═════ Input rows ═════

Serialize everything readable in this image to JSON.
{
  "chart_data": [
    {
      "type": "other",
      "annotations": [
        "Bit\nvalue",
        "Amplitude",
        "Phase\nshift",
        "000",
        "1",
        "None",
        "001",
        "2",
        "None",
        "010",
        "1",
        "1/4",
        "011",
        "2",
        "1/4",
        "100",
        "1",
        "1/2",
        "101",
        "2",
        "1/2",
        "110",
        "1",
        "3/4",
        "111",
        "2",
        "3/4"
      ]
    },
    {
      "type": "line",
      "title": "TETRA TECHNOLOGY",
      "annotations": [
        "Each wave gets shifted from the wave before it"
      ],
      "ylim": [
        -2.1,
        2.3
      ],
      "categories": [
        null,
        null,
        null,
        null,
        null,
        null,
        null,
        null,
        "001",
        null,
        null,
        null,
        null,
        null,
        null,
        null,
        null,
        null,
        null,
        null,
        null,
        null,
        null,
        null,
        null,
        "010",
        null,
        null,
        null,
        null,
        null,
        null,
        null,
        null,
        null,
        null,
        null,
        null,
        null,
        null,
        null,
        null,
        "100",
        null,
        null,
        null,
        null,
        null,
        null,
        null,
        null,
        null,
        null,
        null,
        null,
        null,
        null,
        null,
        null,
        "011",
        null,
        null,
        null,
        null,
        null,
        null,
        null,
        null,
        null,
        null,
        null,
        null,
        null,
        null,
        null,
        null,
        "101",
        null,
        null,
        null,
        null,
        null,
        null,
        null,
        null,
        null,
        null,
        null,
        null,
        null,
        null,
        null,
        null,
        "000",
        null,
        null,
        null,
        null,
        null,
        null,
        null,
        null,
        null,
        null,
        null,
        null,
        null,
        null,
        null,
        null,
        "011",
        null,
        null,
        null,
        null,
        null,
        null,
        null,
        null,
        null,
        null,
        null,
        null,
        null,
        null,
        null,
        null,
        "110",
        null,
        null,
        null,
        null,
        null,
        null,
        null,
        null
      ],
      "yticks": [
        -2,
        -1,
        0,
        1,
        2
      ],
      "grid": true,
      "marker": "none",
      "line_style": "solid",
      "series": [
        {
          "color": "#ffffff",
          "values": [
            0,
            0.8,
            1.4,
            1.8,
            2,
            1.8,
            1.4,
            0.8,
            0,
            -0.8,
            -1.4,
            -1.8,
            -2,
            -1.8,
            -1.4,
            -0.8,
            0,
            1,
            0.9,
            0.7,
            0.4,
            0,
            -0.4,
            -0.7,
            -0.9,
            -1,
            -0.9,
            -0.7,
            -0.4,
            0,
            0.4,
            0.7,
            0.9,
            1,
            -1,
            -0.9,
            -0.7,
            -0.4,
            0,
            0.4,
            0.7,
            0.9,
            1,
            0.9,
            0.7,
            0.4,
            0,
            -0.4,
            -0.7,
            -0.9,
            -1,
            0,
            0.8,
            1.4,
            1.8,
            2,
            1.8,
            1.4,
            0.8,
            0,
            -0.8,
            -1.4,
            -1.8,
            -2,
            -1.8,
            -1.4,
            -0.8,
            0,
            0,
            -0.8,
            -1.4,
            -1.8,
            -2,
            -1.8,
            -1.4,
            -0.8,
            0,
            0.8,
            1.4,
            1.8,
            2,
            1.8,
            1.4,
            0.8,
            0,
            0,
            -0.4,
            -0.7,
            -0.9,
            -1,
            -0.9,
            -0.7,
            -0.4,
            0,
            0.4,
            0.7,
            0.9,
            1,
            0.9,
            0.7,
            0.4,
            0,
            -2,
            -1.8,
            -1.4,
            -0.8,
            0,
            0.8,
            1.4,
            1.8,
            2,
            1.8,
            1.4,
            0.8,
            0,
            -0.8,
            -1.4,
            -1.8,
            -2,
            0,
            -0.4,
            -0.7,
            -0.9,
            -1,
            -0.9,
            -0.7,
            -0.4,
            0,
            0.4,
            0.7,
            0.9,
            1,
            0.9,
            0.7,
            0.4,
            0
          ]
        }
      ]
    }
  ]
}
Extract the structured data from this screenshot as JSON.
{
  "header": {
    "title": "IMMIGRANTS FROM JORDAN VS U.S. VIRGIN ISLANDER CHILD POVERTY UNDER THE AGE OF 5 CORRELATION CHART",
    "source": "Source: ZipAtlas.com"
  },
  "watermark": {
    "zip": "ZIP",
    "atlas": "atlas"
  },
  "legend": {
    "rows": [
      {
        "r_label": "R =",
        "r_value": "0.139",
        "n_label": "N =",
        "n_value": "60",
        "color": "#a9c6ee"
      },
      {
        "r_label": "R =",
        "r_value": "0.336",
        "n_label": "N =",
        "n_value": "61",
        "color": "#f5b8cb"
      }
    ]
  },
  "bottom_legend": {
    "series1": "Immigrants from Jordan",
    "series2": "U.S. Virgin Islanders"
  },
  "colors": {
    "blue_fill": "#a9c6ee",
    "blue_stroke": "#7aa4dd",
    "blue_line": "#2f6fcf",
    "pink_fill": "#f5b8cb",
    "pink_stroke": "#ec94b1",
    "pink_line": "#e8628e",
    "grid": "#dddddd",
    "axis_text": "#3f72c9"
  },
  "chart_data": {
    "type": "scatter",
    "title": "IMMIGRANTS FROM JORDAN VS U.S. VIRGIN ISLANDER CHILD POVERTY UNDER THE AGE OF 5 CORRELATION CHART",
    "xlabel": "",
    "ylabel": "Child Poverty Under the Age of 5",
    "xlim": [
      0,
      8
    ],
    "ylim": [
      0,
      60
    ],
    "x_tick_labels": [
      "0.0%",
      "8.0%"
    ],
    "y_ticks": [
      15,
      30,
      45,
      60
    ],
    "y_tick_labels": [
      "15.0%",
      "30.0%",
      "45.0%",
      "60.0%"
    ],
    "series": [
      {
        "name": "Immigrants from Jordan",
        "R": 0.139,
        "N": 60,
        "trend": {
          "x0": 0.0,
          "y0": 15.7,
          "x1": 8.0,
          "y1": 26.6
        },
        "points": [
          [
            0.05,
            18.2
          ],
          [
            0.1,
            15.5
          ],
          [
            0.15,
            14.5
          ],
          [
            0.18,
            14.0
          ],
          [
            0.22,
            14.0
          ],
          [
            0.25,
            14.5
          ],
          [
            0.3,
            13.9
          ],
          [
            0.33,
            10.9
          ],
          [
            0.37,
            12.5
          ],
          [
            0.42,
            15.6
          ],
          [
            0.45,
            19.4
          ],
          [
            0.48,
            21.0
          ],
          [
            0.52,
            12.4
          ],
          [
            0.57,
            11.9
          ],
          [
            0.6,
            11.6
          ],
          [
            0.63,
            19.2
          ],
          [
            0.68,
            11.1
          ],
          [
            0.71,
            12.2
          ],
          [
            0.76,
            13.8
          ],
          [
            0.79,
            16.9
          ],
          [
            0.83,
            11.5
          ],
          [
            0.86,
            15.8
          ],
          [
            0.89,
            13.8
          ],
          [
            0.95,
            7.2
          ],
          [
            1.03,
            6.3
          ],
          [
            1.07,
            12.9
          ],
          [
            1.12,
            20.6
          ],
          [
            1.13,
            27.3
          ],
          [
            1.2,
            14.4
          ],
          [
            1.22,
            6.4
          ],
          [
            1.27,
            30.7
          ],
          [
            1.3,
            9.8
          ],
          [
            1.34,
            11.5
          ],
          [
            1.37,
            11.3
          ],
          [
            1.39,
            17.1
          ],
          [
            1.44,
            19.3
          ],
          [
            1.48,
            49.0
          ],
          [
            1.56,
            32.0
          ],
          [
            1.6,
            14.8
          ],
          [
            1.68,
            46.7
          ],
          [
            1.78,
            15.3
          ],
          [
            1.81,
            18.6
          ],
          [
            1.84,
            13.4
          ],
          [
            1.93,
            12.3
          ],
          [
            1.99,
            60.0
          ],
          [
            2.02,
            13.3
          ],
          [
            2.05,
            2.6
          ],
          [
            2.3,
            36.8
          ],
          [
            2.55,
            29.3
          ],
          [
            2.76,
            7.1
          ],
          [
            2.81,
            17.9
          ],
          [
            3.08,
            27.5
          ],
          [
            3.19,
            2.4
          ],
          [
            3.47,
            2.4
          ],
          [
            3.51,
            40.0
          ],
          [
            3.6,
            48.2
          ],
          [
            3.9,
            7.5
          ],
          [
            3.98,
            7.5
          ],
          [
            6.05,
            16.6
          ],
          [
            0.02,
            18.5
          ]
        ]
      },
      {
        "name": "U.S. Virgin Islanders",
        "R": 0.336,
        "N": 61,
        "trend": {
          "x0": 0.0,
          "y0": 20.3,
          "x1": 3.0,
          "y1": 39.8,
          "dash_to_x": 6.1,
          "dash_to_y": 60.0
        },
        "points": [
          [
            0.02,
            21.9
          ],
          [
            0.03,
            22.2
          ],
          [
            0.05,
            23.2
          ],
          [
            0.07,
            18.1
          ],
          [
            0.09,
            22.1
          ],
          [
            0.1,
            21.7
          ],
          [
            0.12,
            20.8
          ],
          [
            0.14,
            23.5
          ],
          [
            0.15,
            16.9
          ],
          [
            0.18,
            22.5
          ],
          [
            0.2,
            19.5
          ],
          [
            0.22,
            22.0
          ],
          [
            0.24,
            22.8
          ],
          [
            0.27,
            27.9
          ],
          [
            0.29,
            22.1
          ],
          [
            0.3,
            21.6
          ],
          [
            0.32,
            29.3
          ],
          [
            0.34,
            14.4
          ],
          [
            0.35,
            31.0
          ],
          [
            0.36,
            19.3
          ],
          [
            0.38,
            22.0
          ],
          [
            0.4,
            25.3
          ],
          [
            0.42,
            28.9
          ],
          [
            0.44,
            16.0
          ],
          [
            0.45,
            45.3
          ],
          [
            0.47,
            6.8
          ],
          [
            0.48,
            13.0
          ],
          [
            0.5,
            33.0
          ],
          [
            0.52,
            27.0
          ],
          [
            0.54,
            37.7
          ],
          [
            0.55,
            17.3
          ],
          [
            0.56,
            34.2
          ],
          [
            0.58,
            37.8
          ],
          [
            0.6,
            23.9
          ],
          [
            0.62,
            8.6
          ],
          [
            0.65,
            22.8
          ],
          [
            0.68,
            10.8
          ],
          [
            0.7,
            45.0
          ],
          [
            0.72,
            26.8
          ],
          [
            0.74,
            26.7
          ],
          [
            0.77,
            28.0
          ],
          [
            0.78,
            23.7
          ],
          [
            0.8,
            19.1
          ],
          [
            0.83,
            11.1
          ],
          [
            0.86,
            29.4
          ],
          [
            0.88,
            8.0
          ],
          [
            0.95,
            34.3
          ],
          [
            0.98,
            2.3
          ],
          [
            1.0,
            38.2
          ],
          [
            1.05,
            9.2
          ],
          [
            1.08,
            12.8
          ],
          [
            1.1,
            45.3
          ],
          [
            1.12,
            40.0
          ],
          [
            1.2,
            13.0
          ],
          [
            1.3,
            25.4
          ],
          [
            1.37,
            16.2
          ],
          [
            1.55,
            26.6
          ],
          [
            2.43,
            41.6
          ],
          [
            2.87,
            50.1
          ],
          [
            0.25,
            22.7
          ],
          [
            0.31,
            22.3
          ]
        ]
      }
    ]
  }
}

═════

» Task
Tell how many lines in the material contain the word "JSON". Only the number is wanted.

» Correct result
2